--- Required work ---
In the listing below, find every line containing "stubs" and copy it out.

## START Dataset rows

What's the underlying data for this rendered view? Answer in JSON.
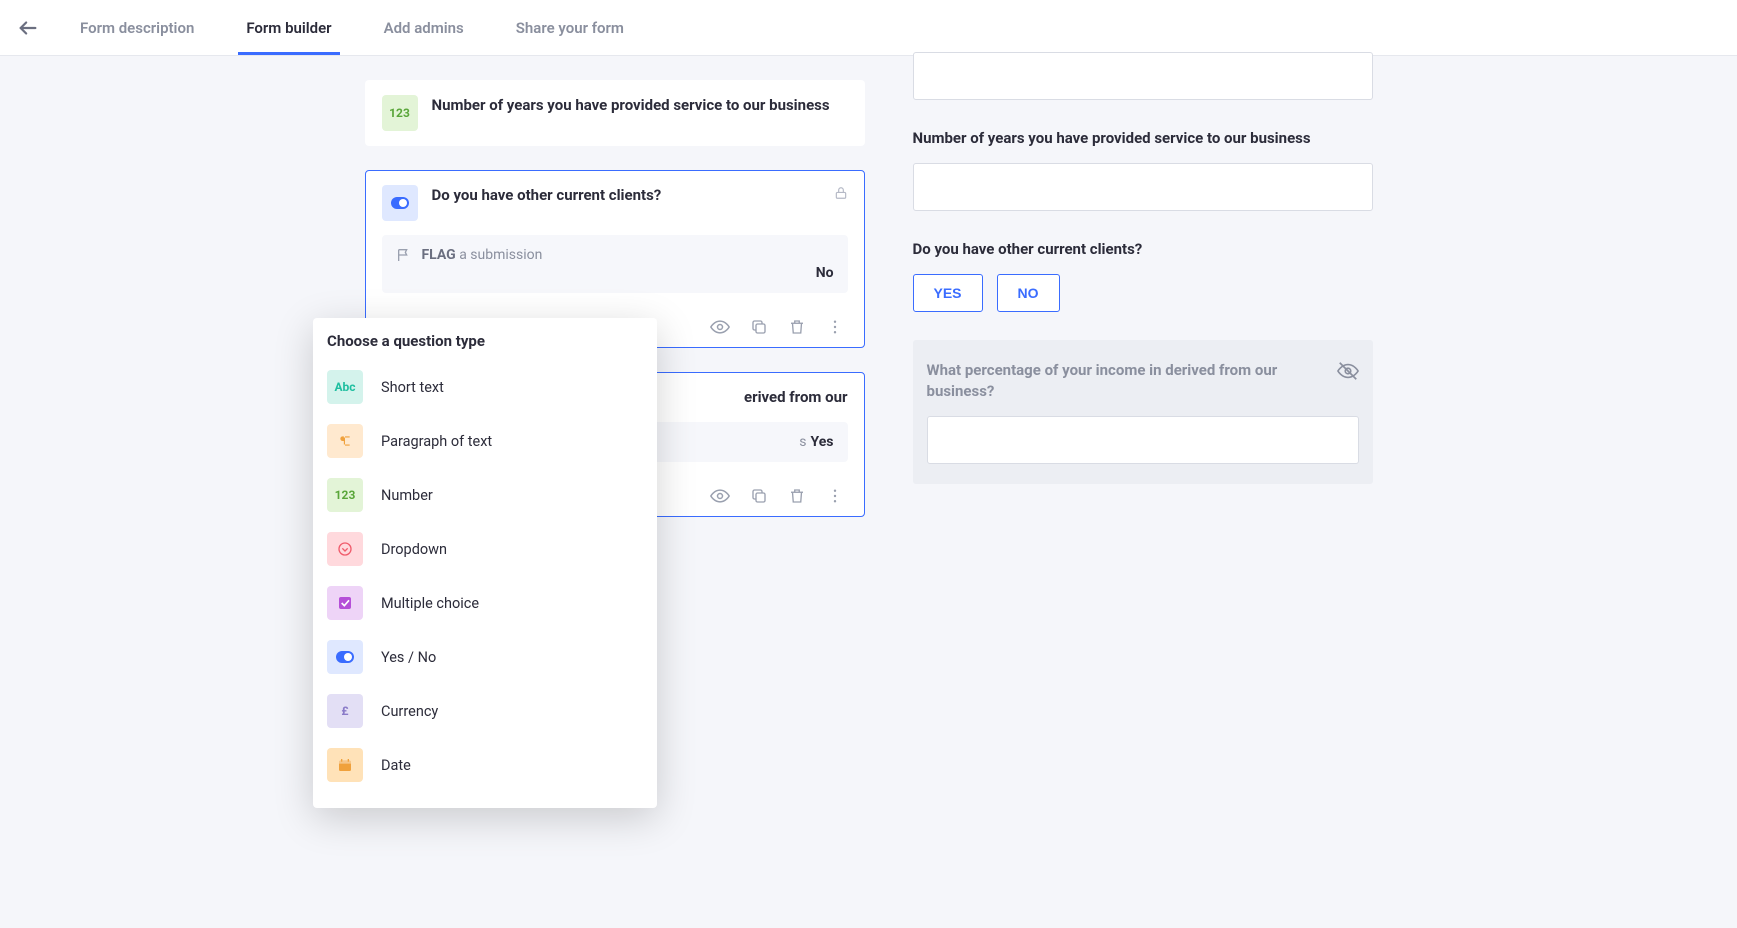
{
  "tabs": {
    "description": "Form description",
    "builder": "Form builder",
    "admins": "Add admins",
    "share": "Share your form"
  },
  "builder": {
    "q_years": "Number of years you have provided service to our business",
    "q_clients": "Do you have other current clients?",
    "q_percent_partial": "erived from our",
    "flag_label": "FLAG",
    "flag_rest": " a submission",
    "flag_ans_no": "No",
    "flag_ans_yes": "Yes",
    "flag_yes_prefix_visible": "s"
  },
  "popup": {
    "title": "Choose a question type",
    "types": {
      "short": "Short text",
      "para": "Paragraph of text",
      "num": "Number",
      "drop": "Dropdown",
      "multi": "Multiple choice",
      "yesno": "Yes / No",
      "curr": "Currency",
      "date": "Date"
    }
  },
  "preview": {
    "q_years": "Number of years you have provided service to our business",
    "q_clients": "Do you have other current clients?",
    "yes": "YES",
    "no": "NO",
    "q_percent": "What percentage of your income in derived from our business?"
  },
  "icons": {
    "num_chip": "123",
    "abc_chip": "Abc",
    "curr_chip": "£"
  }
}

## END Dataset rows
## START Dataset rows

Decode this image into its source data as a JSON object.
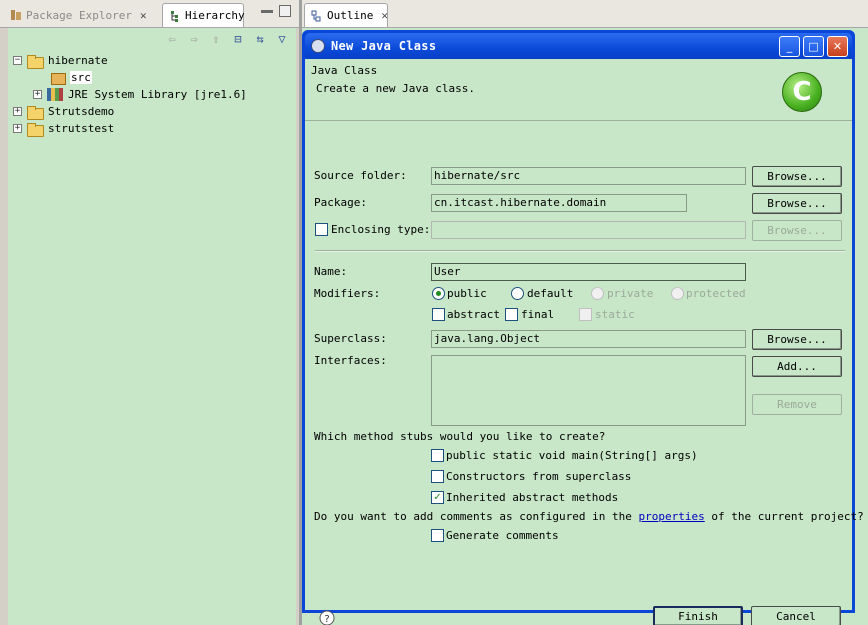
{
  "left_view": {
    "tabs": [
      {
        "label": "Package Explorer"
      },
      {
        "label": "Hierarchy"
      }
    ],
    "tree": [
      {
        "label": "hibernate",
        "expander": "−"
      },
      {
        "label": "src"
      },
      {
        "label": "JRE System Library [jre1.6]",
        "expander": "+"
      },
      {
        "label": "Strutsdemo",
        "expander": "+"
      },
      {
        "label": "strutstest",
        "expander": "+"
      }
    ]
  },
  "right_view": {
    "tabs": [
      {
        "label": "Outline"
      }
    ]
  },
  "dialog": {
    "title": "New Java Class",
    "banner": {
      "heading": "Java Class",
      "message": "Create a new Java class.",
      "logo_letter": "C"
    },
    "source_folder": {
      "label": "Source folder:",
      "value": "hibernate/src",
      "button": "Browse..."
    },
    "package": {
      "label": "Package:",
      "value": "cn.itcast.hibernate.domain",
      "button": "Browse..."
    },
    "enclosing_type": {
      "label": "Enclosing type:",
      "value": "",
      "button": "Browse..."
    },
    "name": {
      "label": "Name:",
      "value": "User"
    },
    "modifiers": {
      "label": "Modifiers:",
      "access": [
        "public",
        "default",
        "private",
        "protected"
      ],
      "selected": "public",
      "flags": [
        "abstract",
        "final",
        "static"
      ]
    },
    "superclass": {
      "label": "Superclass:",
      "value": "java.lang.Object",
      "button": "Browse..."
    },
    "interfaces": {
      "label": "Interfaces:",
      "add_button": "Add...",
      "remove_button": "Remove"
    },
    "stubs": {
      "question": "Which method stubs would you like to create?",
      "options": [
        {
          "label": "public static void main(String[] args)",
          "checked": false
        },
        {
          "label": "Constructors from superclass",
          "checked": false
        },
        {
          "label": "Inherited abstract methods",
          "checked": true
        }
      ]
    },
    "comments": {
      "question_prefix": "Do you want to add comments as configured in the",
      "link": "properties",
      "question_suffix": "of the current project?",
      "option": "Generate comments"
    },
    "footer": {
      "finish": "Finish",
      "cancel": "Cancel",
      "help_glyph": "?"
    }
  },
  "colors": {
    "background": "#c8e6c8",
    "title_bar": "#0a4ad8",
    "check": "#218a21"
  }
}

## END Dataset rows

--- Finished exercise ---
    "stubs": {
      "question": "Which method stubs would you like to create?",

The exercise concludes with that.